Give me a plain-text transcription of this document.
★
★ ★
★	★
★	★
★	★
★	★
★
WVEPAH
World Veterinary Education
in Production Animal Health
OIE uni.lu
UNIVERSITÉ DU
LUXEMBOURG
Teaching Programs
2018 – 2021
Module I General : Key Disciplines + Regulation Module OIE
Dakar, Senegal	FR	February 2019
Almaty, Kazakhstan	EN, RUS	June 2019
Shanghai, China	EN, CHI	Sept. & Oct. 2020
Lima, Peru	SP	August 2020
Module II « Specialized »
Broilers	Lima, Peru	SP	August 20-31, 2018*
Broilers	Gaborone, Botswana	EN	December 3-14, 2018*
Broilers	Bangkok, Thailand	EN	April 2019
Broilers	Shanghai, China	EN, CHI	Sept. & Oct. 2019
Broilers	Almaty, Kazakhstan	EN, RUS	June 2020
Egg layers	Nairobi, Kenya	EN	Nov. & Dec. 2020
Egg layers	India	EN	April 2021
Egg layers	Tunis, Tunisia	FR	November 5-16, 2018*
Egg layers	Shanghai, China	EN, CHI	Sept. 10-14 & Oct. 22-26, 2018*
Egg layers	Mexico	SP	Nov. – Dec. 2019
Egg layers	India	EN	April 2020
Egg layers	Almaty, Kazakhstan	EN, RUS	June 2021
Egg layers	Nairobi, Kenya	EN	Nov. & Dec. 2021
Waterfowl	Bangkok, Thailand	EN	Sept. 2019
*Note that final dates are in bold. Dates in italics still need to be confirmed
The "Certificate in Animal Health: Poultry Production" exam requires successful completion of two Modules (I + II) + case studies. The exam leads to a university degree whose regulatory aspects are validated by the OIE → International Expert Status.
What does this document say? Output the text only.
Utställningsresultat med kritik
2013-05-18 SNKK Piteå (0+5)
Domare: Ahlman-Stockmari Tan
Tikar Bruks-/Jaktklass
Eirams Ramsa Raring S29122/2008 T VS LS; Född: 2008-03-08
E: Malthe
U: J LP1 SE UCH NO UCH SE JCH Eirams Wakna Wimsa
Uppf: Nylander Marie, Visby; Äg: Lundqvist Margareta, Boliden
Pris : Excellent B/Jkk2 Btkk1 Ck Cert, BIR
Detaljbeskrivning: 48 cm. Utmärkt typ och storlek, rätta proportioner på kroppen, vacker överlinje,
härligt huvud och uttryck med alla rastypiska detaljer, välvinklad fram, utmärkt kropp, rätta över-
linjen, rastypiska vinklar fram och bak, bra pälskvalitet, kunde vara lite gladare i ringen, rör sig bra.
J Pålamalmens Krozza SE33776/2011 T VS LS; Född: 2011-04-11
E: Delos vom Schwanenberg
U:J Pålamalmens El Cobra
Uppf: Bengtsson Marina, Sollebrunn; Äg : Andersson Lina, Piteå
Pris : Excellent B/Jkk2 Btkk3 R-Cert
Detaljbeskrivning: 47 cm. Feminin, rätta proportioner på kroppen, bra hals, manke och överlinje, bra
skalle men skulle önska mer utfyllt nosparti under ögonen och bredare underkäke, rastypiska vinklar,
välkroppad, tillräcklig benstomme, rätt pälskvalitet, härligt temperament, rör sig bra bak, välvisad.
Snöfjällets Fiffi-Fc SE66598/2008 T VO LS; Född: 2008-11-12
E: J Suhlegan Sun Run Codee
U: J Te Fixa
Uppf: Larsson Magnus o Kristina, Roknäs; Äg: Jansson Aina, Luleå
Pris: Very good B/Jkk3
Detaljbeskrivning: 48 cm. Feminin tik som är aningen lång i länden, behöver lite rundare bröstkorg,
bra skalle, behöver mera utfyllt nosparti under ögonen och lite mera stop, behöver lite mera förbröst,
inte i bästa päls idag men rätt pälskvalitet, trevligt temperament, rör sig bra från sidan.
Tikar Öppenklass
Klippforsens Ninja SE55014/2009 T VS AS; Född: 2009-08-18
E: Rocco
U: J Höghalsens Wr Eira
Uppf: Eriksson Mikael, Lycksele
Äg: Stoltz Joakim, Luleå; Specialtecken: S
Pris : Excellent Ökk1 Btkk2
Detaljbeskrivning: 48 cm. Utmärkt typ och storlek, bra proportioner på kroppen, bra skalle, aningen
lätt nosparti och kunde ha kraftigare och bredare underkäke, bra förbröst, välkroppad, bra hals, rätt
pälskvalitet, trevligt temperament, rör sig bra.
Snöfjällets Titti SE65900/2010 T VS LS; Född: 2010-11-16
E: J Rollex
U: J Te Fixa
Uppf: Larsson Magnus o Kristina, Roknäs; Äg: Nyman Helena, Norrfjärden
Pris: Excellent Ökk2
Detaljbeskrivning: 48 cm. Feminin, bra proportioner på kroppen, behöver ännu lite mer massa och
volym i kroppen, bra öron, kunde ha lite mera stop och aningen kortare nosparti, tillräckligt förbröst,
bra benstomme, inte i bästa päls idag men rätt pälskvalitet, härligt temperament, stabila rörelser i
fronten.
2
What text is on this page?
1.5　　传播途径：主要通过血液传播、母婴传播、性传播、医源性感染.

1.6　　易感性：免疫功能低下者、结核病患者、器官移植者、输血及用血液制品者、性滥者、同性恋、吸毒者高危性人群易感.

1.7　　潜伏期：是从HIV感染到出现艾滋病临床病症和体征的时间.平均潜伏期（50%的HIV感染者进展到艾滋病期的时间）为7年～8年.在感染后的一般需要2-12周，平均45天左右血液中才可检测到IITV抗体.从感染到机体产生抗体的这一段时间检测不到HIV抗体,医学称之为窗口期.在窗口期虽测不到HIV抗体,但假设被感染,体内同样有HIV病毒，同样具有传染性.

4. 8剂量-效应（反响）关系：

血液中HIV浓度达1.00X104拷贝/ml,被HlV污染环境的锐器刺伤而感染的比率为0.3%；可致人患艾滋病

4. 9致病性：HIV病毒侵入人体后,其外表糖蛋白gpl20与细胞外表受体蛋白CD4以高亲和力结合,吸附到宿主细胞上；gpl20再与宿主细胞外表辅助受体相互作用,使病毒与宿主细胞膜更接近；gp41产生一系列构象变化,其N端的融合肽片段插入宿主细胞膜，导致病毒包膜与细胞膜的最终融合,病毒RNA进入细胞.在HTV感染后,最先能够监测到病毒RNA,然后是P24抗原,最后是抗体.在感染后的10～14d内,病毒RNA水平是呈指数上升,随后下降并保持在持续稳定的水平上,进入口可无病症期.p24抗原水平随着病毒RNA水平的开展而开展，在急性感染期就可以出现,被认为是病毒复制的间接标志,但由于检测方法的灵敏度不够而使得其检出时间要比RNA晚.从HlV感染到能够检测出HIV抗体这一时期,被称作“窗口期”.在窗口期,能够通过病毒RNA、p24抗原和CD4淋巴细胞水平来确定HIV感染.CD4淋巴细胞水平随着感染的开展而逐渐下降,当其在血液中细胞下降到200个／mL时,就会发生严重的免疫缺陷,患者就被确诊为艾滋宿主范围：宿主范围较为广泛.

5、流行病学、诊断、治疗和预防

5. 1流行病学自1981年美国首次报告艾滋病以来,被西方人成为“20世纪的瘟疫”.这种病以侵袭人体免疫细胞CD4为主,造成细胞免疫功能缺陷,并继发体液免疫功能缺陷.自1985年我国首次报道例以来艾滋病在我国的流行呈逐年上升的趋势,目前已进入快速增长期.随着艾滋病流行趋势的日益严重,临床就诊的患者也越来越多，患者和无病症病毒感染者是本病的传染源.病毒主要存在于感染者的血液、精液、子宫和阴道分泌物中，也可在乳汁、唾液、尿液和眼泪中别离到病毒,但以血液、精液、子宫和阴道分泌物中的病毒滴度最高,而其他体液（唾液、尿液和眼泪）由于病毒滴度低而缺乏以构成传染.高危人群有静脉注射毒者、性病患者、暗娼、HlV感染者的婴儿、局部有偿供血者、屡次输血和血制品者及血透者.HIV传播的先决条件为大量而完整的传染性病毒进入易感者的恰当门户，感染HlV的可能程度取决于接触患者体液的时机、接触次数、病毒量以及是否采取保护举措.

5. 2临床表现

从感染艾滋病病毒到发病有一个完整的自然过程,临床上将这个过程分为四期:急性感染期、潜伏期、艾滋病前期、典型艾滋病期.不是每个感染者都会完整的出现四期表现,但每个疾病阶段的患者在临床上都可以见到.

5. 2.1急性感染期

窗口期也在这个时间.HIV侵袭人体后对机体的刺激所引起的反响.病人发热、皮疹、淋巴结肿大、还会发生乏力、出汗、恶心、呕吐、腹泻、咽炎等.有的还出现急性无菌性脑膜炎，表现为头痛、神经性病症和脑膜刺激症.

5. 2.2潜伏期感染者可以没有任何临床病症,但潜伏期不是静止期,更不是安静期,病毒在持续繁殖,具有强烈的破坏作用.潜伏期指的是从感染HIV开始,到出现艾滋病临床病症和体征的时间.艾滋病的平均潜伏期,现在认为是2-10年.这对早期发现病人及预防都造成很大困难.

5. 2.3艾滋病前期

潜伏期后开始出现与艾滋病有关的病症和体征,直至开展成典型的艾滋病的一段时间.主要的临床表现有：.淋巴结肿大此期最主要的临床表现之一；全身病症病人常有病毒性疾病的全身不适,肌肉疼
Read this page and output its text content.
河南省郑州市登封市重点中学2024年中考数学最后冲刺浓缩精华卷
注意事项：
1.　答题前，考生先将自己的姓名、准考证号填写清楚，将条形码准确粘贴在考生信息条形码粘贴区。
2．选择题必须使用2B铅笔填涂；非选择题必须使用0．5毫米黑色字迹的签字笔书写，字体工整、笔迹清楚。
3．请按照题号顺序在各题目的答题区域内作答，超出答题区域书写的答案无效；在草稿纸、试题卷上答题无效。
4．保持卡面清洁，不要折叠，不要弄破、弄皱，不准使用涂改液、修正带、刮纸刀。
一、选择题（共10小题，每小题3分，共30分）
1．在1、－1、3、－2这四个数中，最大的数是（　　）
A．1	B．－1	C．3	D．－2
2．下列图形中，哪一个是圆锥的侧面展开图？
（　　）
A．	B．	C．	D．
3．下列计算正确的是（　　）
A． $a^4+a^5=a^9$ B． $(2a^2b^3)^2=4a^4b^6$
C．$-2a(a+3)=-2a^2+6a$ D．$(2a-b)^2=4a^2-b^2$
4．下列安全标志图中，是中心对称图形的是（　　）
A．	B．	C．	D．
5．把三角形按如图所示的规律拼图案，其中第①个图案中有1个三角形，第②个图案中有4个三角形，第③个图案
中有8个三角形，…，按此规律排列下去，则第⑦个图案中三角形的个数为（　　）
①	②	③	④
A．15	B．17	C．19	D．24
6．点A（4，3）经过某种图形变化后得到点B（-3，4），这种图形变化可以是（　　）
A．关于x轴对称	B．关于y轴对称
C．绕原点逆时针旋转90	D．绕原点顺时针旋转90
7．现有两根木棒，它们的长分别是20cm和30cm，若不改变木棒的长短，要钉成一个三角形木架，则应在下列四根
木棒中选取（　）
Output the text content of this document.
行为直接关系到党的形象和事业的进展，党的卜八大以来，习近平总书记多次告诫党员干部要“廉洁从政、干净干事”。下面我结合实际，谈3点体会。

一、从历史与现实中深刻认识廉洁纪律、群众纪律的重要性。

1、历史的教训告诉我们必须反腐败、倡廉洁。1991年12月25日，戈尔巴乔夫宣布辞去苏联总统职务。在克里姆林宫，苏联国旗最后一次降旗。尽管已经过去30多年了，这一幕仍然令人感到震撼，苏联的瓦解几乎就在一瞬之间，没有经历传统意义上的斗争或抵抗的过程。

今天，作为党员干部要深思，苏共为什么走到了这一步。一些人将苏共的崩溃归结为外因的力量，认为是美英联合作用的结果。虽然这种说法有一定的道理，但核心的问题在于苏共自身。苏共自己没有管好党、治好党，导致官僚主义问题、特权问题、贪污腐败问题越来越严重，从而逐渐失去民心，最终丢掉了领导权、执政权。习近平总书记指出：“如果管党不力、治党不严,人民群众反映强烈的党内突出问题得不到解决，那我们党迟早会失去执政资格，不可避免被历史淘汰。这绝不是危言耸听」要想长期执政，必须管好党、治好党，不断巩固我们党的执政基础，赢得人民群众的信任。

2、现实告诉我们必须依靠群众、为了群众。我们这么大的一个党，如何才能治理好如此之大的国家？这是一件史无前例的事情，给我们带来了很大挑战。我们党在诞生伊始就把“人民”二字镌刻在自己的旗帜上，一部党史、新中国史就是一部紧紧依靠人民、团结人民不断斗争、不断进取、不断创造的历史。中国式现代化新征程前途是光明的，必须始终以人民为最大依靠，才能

> _WHAT THIS TASK INVOLVES_
Take the line holding "Read this page and output its text content." and all lines after it through the end of the data, and set them down exactly.

> _SOLVED EXERCISE_
Read this page and output its text content.
河南省郑州市登封市重点中学2024年中考数学最后冲刺浓缩精华卷
注意事项：
1.　答题前，考生先将自己的姓名、准考证号填写清楚，将条形码准确粘贴在考生信息条形码粘贴区。
2．选择题必须使用2B铅笔填涂；非选择题必须使用0．5毫米黑色字迹的签字笔书写，字体工整、笔迹清楚。
3．请按照题号顺序在各题目的答题区域内作答，超出答题区域书写的答案无效；在草稿纸、试题卷上答题无效。
4．保持卡面清洁，不要折叠，不要弄破、弄皱，不准使用涂改液、修正带、刮纸刀。
一、选择题（共10小题，每小题3分，共30分）
1．在1、－1、3、－2这四个数中，最大的数是（　　）
A．1	B．－1	C．3	D．－2
2．下列图形中，哪一个是圆锥的侧面展开图？
（　　）
A．	B．	C．	D．
3．下列计算正确的是（　　）
A． $a^4+a^5=a^9$ B． $(2a^2b^3)^2=4a^4b^6$
C．$-2a(a+3)=-2a^2+6a$ D．$(2a-b)^2=4a^2-b^2$
4．下列安全标志图中，是中心对称图形的是（　　）
A．	B．	C．	D．
5．把三角形按如图所示的规律拼图案，其中第①个图案中有1个三角形，第②个图案中有4个三角形，第③个图案
中有8个三角形，…，按此规律排列下去，则第⑦个图案中三角形的个数为（　　）
①	②	③	④
A．15	B．17	C．19	D．24
6．点A（4，3）经过某种图形变化后得到点B（-3，4），这种图形变化可以是（　　）
A．关于x轴对称	B．关于y轴对称
C．绕原点逆时针旋转90	D．绕原点顺时针旋转90
7．现有两根木棒，它们的长分别是20cm和30cm，若不改变木棒的长短，要钉成一个三角形木架，则应在下列四根
木棒中选取（　）
Output the text content of this document.
行为直接关系到党的形象和事业的进展，党的卜八大以来，习近平总书记多次告诫党员干部要“廉洁从政、干净干事”。下面我结合实际，谈3点体会。

一、从历史与现实中深刻认识廉洁纪律、群众纪律的重要性。

1、历史的教训告诉我们必须反腐败、倡廉洁。1991年12月25日，戈尔巴乔夫宣布辞去苏联总统职务。在克里姆林宫，苏联国旗最后一次降旗。尽管已经过去30多年了，这一幕仍然令人感到震撼，苏联的瓦解几乎就在一瞬之间，没有经历传统意义上的斗争或抵抗的过程。

今天，作为党员干部要深思，苏共为什么走到了这一步。一些人将苏共的崩溃归结为外因的力量，认为是美英联合作用的结果。虽然这种说法有一定的道理，但核心的问题在于苏共自身。苏共自己没有管好党、治好党，导致官僚主义问题、特权问题、贪污腐败问题越来越严重，从而逐渐失去民心，最终丢掉了领导权、执政权。习近平总书记指出：“如果管党不力、治党不严,人民群众反映强烈的党内突出问题得不到解决，那我们党迟早会失去执政资格，不可避免被历史淘汰。这绝不是危言耸听」要想长期执政，必须管好党、治好党，不断巩固我们党的执政基础，赢得人民群众的信任。

2、现实告诉我们必须依靠群众、为了群众。我们这么大的一个党，如何才能治理好如此之大的国家？这是一件史无前例的事情，给我们带来了很大挑战。我们党在诞生伊始就把“人民”二字镌刻在自己的旗帜上，一部党史、新中国史就是一部紧紧依靠人民、团结人民不断斗争、不断进取、不断创造的历史。中国式现代化新征程前途是光明的，必须始终以人民为最大依靠，才能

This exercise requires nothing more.